GIVEN RECORDS:
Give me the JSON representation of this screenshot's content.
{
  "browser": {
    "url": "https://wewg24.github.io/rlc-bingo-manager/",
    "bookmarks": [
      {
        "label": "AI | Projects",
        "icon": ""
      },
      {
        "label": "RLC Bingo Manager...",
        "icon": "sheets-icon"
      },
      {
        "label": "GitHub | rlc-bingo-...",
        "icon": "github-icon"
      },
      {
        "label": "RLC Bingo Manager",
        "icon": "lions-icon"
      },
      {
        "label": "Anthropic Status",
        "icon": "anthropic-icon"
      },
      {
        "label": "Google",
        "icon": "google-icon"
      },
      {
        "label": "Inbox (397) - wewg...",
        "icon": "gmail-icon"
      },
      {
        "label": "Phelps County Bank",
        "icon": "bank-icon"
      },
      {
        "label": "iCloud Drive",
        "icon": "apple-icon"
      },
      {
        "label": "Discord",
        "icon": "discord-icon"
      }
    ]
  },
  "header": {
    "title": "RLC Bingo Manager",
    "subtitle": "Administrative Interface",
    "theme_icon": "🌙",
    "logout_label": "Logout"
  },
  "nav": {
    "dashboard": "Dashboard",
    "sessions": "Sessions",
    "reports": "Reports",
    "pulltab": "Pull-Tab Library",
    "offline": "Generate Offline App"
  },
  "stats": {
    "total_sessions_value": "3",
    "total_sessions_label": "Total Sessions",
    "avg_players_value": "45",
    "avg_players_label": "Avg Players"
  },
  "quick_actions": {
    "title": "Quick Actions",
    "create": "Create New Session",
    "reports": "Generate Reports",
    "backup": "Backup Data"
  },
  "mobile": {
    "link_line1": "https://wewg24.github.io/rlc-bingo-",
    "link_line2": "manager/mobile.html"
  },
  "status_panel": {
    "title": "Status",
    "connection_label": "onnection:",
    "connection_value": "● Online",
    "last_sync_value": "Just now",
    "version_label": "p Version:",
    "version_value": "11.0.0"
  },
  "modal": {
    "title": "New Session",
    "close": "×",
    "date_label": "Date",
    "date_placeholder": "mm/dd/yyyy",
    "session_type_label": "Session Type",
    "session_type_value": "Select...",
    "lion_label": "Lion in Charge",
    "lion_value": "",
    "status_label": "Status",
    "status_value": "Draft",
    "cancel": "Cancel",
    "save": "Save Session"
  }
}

EXERCISE BRIEF: In the entries above, count each line that holds "mobile". Give the total and nothing else.

FINAL RESULT: 2